> _Supplied data_
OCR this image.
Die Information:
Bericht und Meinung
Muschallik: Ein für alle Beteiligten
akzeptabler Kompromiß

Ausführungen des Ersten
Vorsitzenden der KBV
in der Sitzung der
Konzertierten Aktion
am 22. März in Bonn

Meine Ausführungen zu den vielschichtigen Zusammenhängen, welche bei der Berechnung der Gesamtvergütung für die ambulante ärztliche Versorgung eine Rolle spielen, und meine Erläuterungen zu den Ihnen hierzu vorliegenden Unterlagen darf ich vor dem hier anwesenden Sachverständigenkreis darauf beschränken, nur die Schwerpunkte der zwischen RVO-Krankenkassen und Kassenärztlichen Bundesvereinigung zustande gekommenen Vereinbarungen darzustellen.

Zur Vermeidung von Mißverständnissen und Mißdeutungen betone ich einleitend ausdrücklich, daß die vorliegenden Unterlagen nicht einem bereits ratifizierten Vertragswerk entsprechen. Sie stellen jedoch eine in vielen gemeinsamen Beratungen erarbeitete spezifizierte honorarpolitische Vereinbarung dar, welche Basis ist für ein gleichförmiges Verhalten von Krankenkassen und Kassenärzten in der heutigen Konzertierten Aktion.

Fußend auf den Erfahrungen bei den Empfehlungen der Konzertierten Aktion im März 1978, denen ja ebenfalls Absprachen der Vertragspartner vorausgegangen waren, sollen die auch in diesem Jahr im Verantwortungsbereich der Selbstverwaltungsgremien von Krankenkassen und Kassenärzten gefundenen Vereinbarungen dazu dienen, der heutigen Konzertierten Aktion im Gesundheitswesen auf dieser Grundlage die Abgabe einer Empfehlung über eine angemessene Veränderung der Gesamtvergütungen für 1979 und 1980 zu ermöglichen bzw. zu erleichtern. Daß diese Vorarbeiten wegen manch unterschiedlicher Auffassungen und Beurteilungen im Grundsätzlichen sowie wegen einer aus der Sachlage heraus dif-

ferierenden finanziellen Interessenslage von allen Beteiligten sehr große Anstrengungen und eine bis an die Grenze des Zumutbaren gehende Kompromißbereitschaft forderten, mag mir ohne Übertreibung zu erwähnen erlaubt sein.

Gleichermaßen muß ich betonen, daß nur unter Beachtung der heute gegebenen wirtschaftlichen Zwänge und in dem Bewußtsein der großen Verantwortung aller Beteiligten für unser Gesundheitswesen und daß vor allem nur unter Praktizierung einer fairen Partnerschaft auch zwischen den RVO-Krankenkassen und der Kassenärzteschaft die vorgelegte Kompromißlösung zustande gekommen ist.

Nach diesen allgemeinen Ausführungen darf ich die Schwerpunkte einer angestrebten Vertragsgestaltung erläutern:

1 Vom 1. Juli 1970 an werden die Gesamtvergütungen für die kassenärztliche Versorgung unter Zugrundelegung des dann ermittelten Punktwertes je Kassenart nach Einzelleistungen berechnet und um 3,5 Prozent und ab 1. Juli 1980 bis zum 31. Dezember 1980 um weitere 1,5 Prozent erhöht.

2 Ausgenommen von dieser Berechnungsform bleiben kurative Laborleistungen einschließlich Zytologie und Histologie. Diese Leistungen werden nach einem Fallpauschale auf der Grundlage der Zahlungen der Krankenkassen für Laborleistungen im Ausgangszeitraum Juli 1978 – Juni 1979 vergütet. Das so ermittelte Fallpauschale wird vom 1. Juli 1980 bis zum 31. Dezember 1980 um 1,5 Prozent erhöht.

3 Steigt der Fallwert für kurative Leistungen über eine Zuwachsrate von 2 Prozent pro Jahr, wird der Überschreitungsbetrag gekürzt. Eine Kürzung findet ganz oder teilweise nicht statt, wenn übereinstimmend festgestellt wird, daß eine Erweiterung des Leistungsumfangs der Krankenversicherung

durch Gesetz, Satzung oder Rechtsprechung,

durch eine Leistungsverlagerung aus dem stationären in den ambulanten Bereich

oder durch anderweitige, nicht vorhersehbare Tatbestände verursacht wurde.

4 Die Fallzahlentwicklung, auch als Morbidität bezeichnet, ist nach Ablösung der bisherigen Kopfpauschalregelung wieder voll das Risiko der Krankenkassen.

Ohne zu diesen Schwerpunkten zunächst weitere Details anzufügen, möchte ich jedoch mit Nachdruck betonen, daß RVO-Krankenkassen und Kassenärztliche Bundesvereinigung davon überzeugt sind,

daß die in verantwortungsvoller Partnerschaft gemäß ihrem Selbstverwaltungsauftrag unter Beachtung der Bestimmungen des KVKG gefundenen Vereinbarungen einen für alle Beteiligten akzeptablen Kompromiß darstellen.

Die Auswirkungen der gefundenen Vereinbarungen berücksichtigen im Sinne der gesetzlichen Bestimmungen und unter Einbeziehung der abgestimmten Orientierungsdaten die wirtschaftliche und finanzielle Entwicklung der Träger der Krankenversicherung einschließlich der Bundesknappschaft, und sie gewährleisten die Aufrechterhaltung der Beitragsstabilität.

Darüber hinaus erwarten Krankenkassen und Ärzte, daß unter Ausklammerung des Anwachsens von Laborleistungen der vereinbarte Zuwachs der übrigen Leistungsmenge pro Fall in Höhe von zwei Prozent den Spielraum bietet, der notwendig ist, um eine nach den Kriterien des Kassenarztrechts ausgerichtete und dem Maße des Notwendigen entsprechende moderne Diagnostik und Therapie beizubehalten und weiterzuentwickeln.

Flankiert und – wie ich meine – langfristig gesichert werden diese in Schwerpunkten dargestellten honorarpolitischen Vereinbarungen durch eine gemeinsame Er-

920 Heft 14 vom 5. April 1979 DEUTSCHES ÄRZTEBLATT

> _Work required_
Would you filter the records and copy each line that contains the word "durch"?

> _Exercise output_
durch Gesetz, Satzung oder Rechtsprechung,
durch eine Leistungsverlagerung aus dem stationären in den ambulanten Bereich
oder durch anderweitige, nicht vorhersehbare Tatbestände verursacht wurde.
Flankiert und – wie ich meine – langfristig gesichert werden diese in Schwerpunkten dargestellten honorarpolitischen Vereinbarungen durch eine gemeinsame Er-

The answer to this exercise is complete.